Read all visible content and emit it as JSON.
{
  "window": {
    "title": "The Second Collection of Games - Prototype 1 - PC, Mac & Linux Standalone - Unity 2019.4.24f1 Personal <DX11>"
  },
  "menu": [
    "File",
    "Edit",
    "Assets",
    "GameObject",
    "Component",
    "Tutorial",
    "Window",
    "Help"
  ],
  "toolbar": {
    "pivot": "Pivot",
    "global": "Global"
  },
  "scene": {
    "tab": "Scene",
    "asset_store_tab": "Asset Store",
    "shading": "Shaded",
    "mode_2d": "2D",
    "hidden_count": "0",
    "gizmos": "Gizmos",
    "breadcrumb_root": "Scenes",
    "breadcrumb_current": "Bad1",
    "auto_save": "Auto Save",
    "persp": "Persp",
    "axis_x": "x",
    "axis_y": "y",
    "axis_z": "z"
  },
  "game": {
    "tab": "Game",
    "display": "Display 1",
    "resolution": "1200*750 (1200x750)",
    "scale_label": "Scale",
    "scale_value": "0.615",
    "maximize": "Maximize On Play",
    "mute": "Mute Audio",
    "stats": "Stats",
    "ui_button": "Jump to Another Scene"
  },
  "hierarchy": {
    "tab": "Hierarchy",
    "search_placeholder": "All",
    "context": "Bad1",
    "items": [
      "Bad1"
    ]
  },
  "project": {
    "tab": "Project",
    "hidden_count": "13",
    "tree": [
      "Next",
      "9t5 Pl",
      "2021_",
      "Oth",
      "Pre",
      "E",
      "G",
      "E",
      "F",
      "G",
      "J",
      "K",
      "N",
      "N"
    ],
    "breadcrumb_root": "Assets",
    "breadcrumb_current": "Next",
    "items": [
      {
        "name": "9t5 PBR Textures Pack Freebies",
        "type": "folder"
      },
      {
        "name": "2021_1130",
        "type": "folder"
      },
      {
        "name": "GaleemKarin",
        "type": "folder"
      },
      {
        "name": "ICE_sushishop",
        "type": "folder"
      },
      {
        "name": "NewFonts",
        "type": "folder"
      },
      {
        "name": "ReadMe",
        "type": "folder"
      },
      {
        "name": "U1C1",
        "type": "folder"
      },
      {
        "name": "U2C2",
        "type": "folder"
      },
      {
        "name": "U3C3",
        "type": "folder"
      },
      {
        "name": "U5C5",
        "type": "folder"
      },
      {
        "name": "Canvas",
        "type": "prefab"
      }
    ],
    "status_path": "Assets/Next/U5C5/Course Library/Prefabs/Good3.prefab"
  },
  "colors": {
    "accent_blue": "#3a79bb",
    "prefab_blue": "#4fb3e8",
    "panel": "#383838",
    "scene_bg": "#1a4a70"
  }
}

· · · · ·

[Goal]
Your task is to give the records above again, exactly.

[Task solution]
Read all visible content and emit it as JSON.
{
  "window": {
    "title": "The Second Collection of Games - Prototype 1 - PC, Mac & Linux Standalone - Unity 2019.4.24f1 Personal <DX11>"
  },
  "menu": [
    "File",
    "Edit",
    "Assets",
    "GameObject",
    "Component",
    "Tutorial",
    "Window",
    "Help"
  ],
  "toolbar": {
    "pivot": "Pivot",
    "global": "Global"
  },
  "scene": {
    "tab": "Scene",
    "asset_store_tab": "Asset Store",
    "shading": "Shaded",
    "mode_2d": "2D",
    "hidden_count": "0",
    "gizmos": "Gizmos",
    "breadcrumb_root": "Scenes",
    "breadcrumb_current": "Bad1",
    "auto_save": "Auto Save",
    "persp": "Persp",
    "axis_x": "x",
    "axis_y": "y",
    "axis_z": "z"
  },
  "game": {
    "tab": "Game",
    "display": "Display 1",
    "resolution": "1200*750 (1200x750)",
    "scale_label": "Scale",
    "scale_value": "0.615",
    "maximize": "Maximize On Play",
    "mute": "Mute Audio",
    "stats": "Stats",
    "ui_button": "Jump to Another Scene"
  },
  "hierarchy": {
    "tab": "Hierarchy",
    "search_placeholder": "All",
    "context": "Bad1",
    "items": [
      "Bad1"
    ]
  },
  "project": {
    "tab": "Project",
    "hidden_count": "13",
    "tree": [
      "Next",
      "9t5 Pl",
      "2021_",
      "Oth",
      "Pre",
      "E",
      "G",
      "E",
      "F",
      "G",
      "J",
      "K",
      "N",
      "N"
    ],
    "breadcrumb_root": "Assets",
    "breadcrumb_current": "Next",
    "items": [
      {
        "name": "9t5 PBR Textures Pack Freebies",
        "type": "folder"
      },
      {
        "name": "2021_1130",
        "type": "folder"
      },
      {
        "name": "GaleemKarin",
        "type": "folder"
      },
      {
        "name": "ICE_sushishop",
        "type": "folder"
      },
      {
        "name": "NewFonts",
        "type": "folder"
      },
      {
        "name": "ReadMe",
        "type": "folder"
      },
      {
        "name": "U1C1",
        "type": "folder"
      },
      {
        "name": "U2C2",
        "type": "folder"
      },
      {
        "name": "U3C3",
        "type": "folder"
      },
      {
        "name": "U5C5",
        "type": "folder"
      },
      {
        "name": "Canvas",
        "type": "prefab"
      }
    ],
    "status_path": "Assets/Next/U5C5/Course Library/Prefabs/Good3.prefab"
  },
  "colors": {
    "accent_blue": "#3a79bb",
    "prefab_blue": "#4fb3e8",
    "panel": "#383838",
    "scene_bg": "#1a4a70"
  }
}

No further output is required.